START
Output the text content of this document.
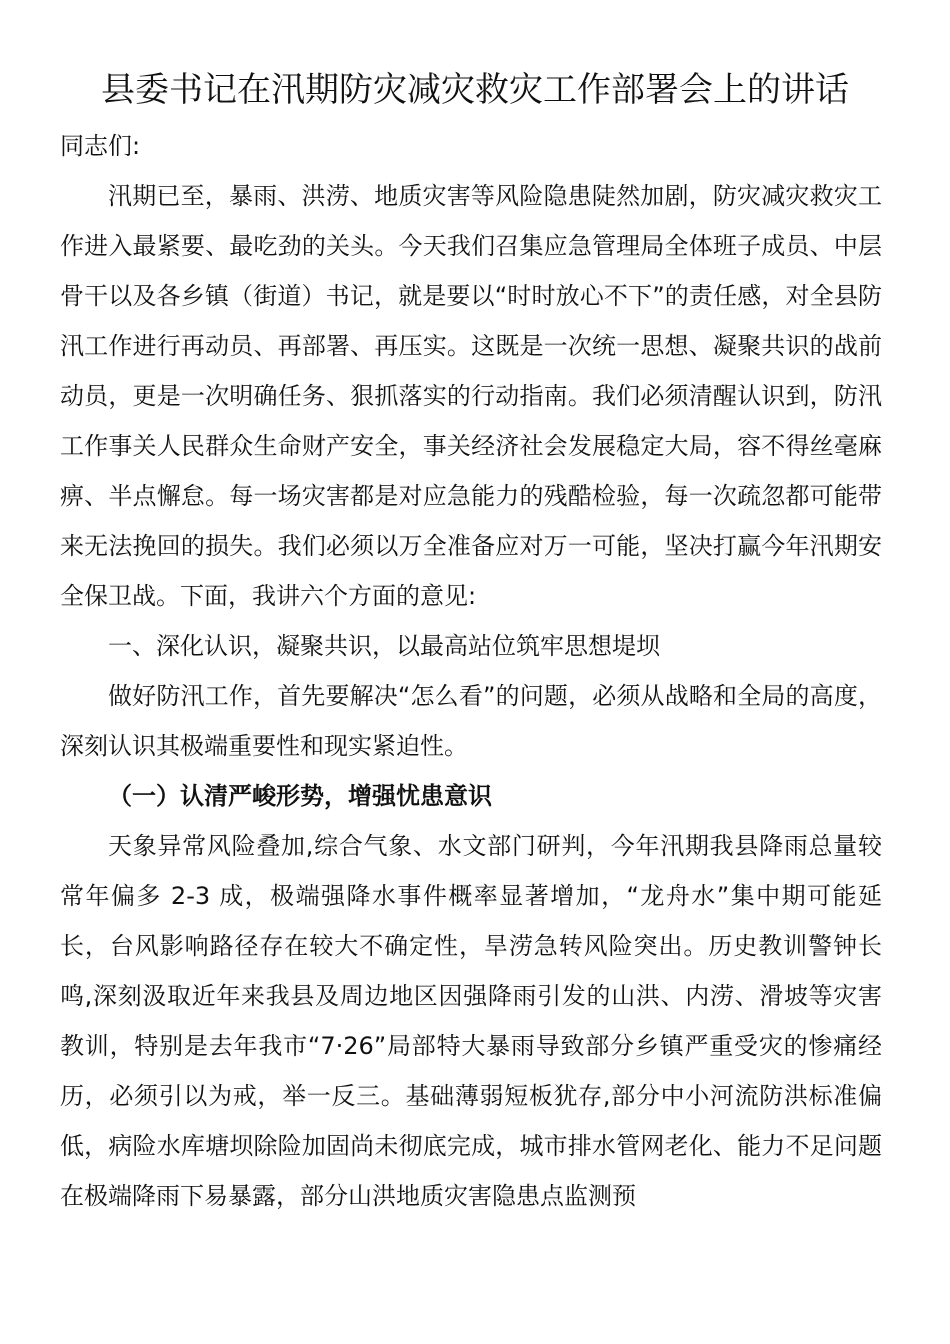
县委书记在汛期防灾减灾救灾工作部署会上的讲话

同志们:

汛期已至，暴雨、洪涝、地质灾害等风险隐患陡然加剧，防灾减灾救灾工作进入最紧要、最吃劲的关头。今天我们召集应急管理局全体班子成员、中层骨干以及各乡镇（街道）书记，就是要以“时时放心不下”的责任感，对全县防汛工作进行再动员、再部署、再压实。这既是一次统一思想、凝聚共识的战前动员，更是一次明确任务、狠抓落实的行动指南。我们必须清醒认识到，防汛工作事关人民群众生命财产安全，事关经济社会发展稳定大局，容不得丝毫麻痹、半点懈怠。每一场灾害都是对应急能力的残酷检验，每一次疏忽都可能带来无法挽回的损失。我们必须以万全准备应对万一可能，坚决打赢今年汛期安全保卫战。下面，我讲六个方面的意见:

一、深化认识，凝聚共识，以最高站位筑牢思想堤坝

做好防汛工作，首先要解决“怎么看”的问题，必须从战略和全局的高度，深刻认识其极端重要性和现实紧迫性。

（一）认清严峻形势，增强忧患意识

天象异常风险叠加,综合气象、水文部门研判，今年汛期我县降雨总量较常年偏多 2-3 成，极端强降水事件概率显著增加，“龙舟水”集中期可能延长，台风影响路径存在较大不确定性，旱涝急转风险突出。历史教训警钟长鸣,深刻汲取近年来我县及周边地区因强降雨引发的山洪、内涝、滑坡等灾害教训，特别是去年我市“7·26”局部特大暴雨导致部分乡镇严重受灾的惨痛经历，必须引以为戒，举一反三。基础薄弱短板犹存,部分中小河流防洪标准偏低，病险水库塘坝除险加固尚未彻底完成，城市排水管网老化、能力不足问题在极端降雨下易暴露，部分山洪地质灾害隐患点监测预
END
**REQUEST**
Return the full material word for word. Do not include the pictures.

**CORRECT RESULT**
Output the text content of this document.
县委书记在汛期防灾减灾救灾工作部署会上的讲话

同志们:

汛期已至，暴雨、洪涝、地质灾害等风险隐患陡然加剧，防灾减灾救灾工作进入最紧要、最吃劲的关头。今天我们召集应急管理局全体班子成员、中层骨干以及各乡镇（街道）书记，就是要以“时时放心不下”的责任感，对全县防汛工作进行再动员、再部署、再压实。这既是一次统一思想、凝聚共识的战前动员，更是一次明确任务、狠抓落实的行动指南。我们必须清醒认识到，防汛工作事关人民群众生命财产安全，事关经济社会发展稳定大局，容不得丝毫麻痹、半点懈怠。每一场灾害都是对应急能力的残酷检验，每一次疏忽都可能带来无法挽回的损失。我们必须以万全准备应对万一可能，坚决打赢今年汛期安全保卫战。下面，我讲六个方面的意见:

一、深化认识，凝聚共识，以最高站位筑牢思想堤坝

做好防汛工作，首先要解决“怎么看”的问题，必须从战略和全局的高度，深刻认识其极端重要性和现实紧迫性。

（一）认清严峻形势，增强忧患意识

天象异常风险叠加,综合气象、水文部门研判，今年汛期我县降雨总量较常年偏多 2-3 成，极端强降水事件概率显著增加，“龙舟水”集中期可能延长，台风影响路径存在较大不确定性，旱涝急转风险突出。历史教训警钟长鸣,深刻汲取近年来我县及周边地区因强降雨引发的山洪、内涝、滑坡等灾害教训，特别是去年我市“7·26”局部特大暴雨导致部分乡镇严重受灾的惨痛经历，必须引以为戒，举一反三。基础薄弱短板犹存,部分中小河流防洪标准偏低，病险水库塘坝除险加固尚未彻底完成，城市排水管网老化、能力不足问题在极端降雨下易暴露，部分山洪地质灾害隐患点监测预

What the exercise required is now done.